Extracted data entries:
+ + +

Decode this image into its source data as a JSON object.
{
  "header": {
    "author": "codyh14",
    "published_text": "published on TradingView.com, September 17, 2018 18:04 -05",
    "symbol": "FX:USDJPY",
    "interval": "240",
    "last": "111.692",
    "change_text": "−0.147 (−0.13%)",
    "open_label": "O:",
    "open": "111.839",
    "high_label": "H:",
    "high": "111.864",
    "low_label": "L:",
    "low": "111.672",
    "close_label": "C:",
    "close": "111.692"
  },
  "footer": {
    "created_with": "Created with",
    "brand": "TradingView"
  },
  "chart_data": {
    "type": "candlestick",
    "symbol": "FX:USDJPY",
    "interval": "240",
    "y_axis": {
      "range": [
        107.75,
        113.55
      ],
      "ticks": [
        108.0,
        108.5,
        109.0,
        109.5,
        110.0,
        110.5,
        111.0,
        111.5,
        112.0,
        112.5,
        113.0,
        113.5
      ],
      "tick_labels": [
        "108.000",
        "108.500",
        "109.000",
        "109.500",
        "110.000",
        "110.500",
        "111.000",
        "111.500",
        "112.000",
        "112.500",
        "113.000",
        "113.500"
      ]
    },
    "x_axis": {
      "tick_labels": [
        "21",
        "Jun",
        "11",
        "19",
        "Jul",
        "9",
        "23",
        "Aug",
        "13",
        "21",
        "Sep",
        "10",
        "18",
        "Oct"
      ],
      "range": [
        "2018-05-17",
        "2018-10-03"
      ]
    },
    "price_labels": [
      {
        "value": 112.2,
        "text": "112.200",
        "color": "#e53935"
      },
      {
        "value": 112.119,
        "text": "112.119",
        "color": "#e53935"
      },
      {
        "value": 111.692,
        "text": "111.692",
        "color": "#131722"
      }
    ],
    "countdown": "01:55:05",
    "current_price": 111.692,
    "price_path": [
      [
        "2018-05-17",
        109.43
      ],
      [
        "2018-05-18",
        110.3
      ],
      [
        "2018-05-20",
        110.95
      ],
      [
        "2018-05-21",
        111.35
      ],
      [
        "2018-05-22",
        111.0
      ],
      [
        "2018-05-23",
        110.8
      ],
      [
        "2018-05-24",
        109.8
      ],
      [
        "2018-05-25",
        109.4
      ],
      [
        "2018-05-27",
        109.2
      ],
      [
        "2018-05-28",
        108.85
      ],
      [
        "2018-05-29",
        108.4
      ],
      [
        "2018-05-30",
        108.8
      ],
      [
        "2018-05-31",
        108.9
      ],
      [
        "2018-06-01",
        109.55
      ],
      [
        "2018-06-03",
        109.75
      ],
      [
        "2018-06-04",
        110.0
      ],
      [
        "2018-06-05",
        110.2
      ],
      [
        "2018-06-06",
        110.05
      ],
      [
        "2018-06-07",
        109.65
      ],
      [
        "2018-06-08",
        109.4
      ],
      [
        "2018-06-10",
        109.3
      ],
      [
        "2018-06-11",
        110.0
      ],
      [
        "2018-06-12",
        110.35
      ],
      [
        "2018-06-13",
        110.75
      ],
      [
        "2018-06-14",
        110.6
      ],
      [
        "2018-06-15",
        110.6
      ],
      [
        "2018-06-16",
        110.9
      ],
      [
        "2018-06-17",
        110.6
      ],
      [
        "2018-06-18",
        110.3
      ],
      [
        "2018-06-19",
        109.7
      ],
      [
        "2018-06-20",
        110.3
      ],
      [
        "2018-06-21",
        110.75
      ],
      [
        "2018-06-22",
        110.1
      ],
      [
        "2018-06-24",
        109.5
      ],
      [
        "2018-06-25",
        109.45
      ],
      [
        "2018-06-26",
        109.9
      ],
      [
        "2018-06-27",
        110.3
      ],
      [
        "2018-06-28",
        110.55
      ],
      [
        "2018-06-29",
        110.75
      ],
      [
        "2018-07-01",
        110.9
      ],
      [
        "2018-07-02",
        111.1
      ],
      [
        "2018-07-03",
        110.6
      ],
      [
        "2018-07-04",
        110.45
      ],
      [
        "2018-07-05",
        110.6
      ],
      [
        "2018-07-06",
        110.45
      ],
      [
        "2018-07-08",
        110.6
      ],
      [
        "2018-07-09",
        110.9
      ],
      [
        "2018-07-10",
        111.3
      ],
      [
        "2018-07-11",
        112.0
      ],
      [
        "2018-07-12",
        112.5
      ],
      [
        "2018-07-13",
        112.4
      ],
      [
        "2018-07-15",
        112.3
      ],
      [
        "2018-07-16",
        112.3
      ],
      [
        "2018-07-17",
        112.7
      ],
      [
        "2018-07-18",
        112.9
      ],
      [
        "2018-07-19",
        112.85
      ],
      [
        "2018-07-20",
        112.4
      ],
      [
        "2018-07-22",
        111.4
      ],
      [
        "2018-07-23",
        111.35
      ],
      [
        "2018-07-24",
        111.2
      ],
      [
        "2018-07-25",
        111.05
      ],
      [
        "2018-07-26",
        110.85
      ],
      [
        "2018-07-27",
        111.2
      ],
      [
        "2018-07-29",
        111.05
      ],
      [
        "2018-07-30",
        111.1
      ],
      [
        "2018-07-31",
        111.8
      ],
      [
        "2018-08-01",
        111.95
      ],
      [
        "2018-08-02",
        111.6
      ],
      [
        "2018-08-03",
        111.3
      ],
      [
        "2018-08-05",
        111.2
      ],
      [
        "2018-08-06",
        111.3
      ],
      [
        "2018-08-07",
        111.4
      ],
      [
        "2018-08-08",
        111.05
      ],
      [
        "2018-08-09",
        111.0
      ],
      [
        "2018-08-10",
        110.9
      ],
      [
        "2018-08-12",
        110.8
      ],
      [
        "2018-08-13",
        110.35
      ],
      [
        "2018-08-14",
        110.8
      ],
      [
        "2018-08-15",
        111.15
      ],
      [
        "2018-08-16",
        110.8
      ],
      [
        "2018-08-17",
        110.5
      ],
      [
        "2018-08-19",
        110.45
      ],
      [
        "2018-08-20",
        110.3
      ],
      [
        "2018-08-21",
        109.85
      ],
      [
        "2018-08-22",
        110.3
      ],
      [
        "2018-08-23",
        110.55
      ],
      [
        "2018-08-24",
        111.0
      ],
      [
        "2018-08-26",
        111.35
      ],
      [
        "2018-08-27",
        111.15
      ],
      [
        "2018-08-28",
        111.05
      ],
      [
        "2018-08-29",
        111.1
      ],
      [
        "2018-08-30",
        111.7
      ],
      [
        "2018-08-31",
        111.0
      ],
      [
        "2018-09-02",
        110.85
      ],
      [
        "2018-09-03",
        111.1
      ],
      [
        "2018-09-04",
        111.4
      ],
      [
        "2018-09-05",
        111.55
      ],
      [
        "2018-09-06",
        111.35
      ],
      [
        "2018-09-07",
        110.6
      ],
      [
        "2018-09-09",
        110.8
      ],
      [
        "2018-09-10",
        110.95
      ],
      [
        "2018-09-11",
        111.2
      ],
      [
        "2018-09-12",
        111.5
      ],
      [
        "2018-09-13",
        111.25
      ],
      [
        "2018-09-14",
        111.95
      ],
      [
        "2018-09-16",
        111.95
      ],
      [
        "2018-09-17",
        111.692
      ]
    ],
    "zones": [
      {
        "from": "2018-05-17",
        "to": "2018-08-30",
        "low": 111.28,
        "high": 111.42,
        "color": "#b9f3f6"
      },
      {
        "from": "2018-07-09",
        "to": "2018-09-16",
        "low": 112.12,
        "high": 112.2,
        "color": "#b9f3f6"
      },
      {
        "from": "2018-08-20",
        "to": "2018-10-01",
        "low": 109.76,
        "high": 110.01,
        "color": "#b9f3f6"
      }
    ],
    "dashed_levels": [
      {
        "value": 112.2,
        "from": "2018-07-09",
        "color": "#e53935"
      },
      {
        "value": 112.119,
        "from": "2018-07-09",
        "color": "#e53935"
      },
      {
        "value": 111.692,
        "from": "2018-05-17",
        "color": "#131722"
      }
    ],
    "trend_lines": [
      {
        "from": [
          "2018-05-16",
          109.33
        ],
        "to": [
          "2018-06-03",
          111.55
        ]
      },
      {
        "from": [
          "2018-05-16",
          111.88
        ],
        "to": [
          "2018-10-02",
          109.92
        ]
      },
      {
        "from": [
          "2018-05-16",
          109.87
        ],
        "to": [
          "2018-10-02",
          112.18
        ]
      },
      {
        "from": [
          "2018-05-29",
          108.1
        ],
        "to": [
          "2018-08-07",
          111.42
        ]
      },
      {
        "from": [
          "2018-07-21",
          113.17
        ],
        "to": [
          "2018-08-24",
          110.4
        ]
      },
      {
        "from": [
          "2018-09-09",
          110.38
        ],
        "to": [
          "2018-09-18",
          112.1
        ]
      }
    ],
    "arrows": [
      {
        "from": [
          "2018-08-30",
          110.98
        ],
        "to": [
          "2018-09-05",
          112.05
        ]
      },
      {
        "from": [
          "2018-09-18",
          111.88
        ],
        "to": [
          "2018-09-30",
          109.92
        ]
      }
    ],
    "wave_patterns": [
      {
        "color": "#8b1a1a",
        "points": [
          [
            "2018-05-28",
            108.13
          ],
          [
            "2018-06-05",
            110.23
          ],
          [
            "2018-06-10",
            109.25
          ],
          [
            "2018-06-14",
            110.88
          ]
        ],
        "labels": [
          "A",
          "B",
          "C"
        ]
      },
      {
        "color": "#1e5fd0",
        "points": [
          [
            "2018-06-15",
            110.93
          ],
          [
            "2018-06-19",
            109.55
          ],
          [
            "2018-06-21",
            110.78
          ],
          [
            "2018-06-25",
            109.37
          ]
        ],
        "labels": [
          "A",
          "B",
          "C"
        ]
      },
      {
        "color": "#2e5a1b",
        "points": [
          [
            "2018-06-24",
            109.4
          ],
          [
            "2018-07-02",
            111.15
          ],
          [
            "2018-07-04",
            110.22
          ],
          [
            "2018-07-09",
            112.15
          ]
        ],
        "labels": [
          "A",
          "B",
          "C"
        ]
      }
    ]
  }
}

+ + +

### The exercise
Find the word "TradingView" in the entries above and gather every line that holds it.

### Answer to this exercise
    "published_text": "published on TradingView.com, September 17, 2018 18:04 -05",
    "brand": "TradingView"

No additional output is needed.